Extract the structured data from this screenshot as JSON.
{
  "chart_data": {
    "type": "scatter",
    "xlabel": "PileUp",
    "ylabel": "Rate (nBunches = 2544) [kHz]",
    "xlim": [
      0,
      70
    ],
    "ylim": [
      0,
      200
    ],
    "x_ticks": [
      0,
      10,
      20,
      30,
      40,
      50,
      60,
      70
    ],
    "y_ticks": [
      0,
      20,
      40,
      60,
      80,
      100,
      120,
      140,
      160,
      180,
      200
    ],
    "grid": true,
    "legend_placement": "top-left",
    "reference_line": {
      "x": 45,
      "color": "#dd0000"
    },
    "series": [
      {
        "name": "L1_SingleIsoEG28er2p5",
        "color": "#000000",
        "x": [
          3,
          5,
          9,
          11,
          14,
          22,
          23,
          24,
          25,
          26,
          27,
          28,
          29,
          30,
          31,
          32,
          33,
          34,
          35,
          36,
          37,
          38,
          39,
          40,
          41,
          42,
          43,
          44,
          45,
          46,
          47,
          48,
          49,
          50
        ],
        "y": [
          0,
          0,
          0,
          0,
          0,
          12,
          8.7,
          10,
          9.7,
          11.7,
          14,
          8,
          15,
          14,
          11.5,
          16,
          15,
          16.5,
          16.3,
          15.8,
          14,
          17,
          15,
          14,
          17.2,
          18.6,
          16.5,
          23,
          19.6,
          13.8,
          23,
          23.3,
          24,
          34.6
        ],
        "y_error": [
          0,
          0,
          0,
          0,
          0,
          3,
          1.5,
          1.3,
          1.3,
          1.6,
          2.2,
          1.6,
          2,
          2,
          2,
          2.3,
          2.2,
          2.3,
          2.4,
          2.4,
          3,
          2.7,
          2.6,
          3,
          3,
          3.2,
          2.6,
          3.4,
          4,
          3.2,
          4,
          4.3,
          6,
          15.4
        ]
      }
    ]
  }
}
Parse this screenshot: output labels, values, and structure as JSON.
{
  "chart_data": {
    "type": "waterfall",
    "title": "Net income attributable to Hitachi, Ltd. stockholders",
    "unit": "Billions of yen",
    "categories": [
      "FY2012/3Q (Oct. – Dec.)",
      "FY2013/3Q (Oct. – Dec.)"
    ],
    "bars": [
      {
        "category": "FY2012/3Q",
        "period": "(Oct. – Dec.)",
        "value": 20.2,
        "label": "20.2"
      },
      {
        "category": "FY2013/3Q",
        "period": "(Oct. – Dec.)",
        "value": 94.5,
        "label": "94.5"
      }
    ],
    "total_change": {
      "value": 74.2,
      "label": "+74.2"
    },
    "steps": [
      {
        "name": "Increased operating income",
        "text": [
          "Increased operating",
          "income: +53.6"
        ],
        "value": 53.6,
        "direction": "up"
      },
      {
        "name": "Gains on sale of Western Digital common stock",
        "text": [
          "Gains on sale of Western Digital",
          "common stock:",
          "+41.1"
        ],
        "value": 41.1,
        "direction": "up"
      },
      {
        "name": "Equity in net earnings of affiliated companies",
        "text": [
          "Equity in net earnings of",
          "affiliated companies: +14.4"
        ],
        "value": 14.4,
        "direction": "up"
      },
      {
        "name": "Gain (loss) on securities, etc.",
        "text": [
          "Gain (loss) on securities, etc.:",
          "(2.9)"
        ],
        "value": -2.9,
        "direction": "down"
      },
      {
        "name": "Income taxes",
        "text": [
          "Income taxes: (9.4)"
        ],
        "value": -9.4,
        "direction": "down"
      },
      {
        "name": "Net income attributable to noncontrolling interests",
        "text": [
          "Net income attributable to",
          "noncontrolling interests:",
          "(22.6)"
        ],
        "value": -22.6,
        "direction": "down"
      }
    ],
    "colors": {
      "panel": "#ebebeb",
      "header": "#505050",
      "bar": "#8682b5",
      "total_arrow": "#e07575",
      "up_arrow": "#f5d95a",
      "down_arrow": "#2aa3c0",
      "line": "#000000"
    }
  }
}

● ● ● ● ● ● ●

Goal: Repeat the whole listing exactly, keeping every line intact.

Solution for this exercise:
Extract the structured data from this screenshot as JSON.
{
  "chart_data": {
    "type": "scatter",
    "xlabel": "PileUp",
    "ylabel": "Rate (nBunches = 2544) [kHz]",
    "xlim": [
      0,
      70
    ],
    "ylim": [
      0,
      200
    ],
    "x_ticks": [
      0,
      10,
      20,
      30,
      40,
      50,
      60,
      70
    ],
    "y_ticks": [
      0,
      20,
      40,
      60,
      80,
      100,
      120,
      140,
      160,
      180,
      200
    ],
    "grid": true,
    "legend_placement": "top-left",
    "reference_line": {
      "x": 45,
      "color": "#dd0000"
    },
    "series": [
      {
        "name": "L1_SingleIsoEG28er2p5",
        "color": "#000000",
        "x": [
          3,
          5,
          9,
          11,
          14,
          22,
          23,
          24,
          25,
          26,
          27,
          28,
          29,
          30,
          31,
          32,
          33,
          34,
          35,
          36,
          37,
          38,
          39,
          40,
          41,
          42,
          43,
          44,
          45,
          46,
          47,
          48,
          49,
          50
        ],
        "y": [
          0,
          0,
          0,
          0,
          0,
          12,
          8.7,
          10,
          9.7,
          11.7,
          14,
          8,
          15,
          14,
          11.5,
          16,
          15,
          16.5,
          16.3,
          15.8,
          14,
          17,
          15,
          14,
          17.2,
          18.6,
          16.5,
          23,
          19.6,
          13.8,
          23,
          23.3,
          24,
          34.6
        ],
        "y_error": [
          0,
          0,
          0,
          0,
          0,
          3,
          1.5,
          1.3,
          1.3,
          1.6,
          2.2,
          1.6,
          2,
          2,
          2,
          2.3,
          2.2,
          2.3,
          2.4,
          2.4,
          3,
          2.7,
          2.6,
          3,
          3,
          3.2,
          2.6,
          3.4,
          4,
          3.2,
          4,
          4.3,
          6,
          15.4
        ]
      }
    ]
  }
}
Parse this screenshot: output labels, values, and structure as JSON.
{
  "chart_data": {
    "type": "waterfall",
    "title": "Net income attributable to Hitachi, Ltd. stockholders",
    "unit": "Billions of yen",
    "categories": [
      "FY2012/3Q (Oct. – Dec.)",
      "FY2013/3Q (Oct. – Dec.)"
    ],
    "bars": [
      {
        "category": "FY2012/3Q",
        "period": "(Oct. – Dec.)",
        "value": 20.2,
        "label": "20.2"
      },
      {
        "category": "FY2013/3Q",
        "period": "(Oct. – Dec.)",
        "value": 94.5,
        "label": "94.5"
      }
    ],
    "total_change": {
      "value": 74.2,
      "label": "+74.2"
    },
    "steps": [
      {
        "name": "Increased operating income",
        "text": [
          "Increased operating",
          "income: +53.6"
        ],
        "value": 53.6,
        "direction": "up"
      },
      {
        "name": "Gains on sale of Western Digital common stock",
        "text": [
          "Gains on sale of Western Digital",
          "common stock:",
          "+41.1"
        ],
        "value": 41.1,
        "direction": "up"
      },
      {
        "name": "Equity in net earnings of affiliated companies",
        "text": [
          "Equity in net earnings of",
          "affiliated companies: +14.4"
        ],
        "value": 14.4,
        "direction": "up"
      },
      {
        "name": "Gain (loss) on securities, etc.",
        "text": [
          "Gain (loss) on securities, etc.:",
          "(2.9)"
        ],
        "value": -2.9,
        "direction": "down"
      },
      {
        "name": "Income taxes",
        "text": [
          "Income taxes: (9.4)"
        ],
        "value": -9.4,
        "direction": "down"
      },
      {
        "name": "Net income attributable to noncontrolling interests",
        "text": [
          "Net income attributable to",
          "noncontrolling interests:",
          "(22.6)"
        ],
        "value": -22.6,
        "direction": "down"
      }
    ],
    "colors": {
      "panel": "#ebebeb",
      "header": "#505050",
      "bar": "#8682b5",
      "total_arrow": "#e07575",
      "up_arrow": "#f5d95a",
      "down_arrow": "#2aa3c0",
      "line": "#000000"
    }
  }
}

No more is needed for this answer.